● Отрывок
И кожей – шрам на шраме,

Одетой на костяк…

Душе грешно без тела,

Как телу без сорочки –

Ни помысла, ни дела,

Ни замысла, ни строчки…»

 

Так писал Арс. Тарковский. О.Мандельштам писал по-другому:

 

«Дано мне тело – что мне делать с ним,

Таким единым и таким моим?

За радость тихую дышать и жить

Кого, скажите, мне благодарить?

Я и садовник, я же и цветок,

В темнице мира я не одинок.

На стекла вечности уже легло

Мое дыхание, мое тепло,

Запечатлеется на нем узор,

Неузнаваемый с недавних пор,

Пускай мгновения стекает муть –

Узора милого не зачеркнуть!»

При всей разнице оба поэта принимают свое тело. Они – садовники своего сада, своего телесного и душевного «нерукотворенного» храма, который надо лелеять, возводить, хранить, пестовать. Стихи Мандельштама написаны в 1909 году, во времена его первой поэтики. Времена надежд, стремлений, рождения в нем поэта. Не было астмы, не было одиночества. Все еще было впереди. И жизнь после смерти тоже.

Но вернемся опять к Фукуяме. Время уже иное. Прошло 100 лет после того, как были написаны эти стихи. И что стало с этим телом? Этнические собратья Фукуямы, японцы, докатились уже до того, что всерьез обсуждают проблему защиты роботов-андроидов с точки зрения соблюдения прав человека по отношению к ним. А бизнес стал производить лифчики для мужчин. Они стали большим дефицитом, идут нарасхват. А в Берлине каждый год проходит мировой гей-парад. А мэр Берлина включил в свою предвыборную программу требования уважения прав сексуальных меньшинств, утверждая: «Я – гей! И это хорошо!». Ему вторят мэры Парижа и Лондона. Правда, наш мэр Москвы Ю.М.Лужков наотрез отказался дать добро на проведение гей-парада в Москве. Что-то будет после него?

● Материал
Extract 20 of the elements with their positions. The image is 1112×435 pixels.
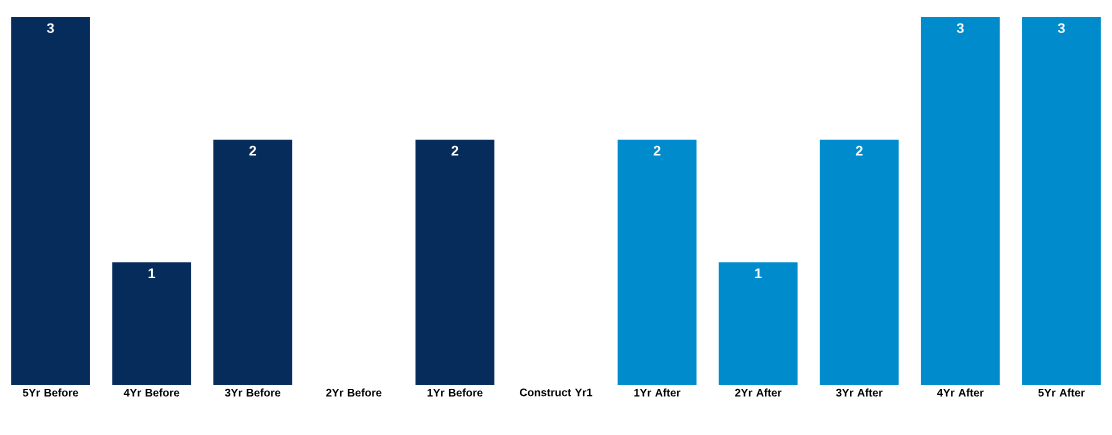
x-tick-label: 3Yr Before: [224, 388, 281, 397]
data-label: 3: [46, 23, 54, 34]
x-tick-label: 1Yr Before: [427, 388, 483, 397]
data-label: 2: [451, 145, 459, 156]
x-tick-label: 4Yr After: [937, 388, 984, 397]
data-label: 1: [755, 268, 762, 279]
x-tick-label: 2Yr Before: [326, 388, 382, 397]
x-tick-label: Construct Yr1: [519, 388, 593, 397]
x-tick-label: 5Yr After: [1038, 388, 1085, 397]
x-tick-label: 1Yr After: [634, 388, 681, 397]
data-label: 3: [956, 23, 964, 34]
data-label: 3: [1057, 23, 1065, 34]
data-label: 2: [855, 145, 863, 156]
data-label: 2: [653, 145, 661, 156]
data-label: 2: [249, 145, 257, 156]
data-label: 1: [148, 268, 156, 279]
x-tick-label: 5Yr Before: [22, 388, 79, 397]
x-tick-label: 2Yr After: [735, 388, 782, 397]
x-tick-label: 3Yr After: [836, 388, 883, 397]
x-tick-label: 4Yr Before: [123, 388, 180, 397]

● Задания
**A.** Замените в листинге «data-label» на «value-label» и выведите все его строки заново, больше ничего не меняя. Картинки в ответ не включайте.
**B.** Продолжите отрывок о поэтах и человеческом теле, начиная после его последней фразы.
Отрывок и листинг взяты из разных источников.

● Ответы
**A.**
Extract 20 of the elements with their positions. The image is 1112×435 pixels.
x-tick-label: 3Yr Before: [224, 388, 281, 397]
value-label: 3: [46, 23, 54, 34]
x-tick-label: 1Yr Before: [427, 388, 483, 397]
value-label: 2: [451, 145, 459, 156]
x-tick-label: 4Yr After: [937, 388, 984, 397]
value-label: 1: [755, 268, 762, 279]
x-tick-label: 2Yr Before: [326, 388, 382, 397]
x-tick-label: Construct Yr1: [519, 388, 593, 397]
x-tick-label: 5Yr After: [1038, 388, 1085, 397]
x-tick-label: 1Yr After: [634, 388, 681, 397]
value-label: 3: [956, 23, 964, 34]
value-label: 3: [1057, 23, 1065, 34]
value-label: 2: [855, 145, 863, 156]
value-label: 2: [653, 145, 661, 156]
value-label: 2: [249, 145, 257, 156]
value-label: 1: [148, 268, 156, 279]
x-tick-label: 5Yr Before: [22, 388, 79, 397]
x-tick-label: 2Yr After: [735, 388, 782, 397]
x-tick-label: 3Yr After: [836, 388, 883, 397]
x-tick-label: 4Yr Before: [123, 388, 180, 397]

**B.**
Фукуяма себя спрашивает: мы, наверное, потому оказались в такой ситуации, что все же забыли свою исконную природу. Он опять настаивает на том, что все же есть она, эта исконная природа человека, которая делает его самим собой.

В последний век понятие и проблема природы человека третировались, подвергались преследованию, говорит Фукуяма. Он считает это ошибкой. Хотя именно постоянный показ того, что природа человеческая пластична, изменчива, что она подвергается постоянным изменениям – и привело к тому допущению, что ее как бы и нет. Ввиду этой изменчивости многие социальные инженеры стали лелеять надежду о том, что природу человека можно конструировать под заказ, что людей можно вообще лепить, делать из них существа нужные, пластилиновые, податливые, подвластные для любого манипулирования. Социальная и политическая инженерия по той же логике, что и биологическая, могла бы создать миллионы нужных особей, которыми можно управлять – таковы мечтания всех правителей-диктаторов.

Это известно давно.

«Гвозди бы делать из этих людей!

Не было б в мире крепче гвоздей!...»

 

На этой почве развилась биоэтика, ставящая такие вопросы, как грань между биотехнологическими экспериментами и моральными и социальными нормами.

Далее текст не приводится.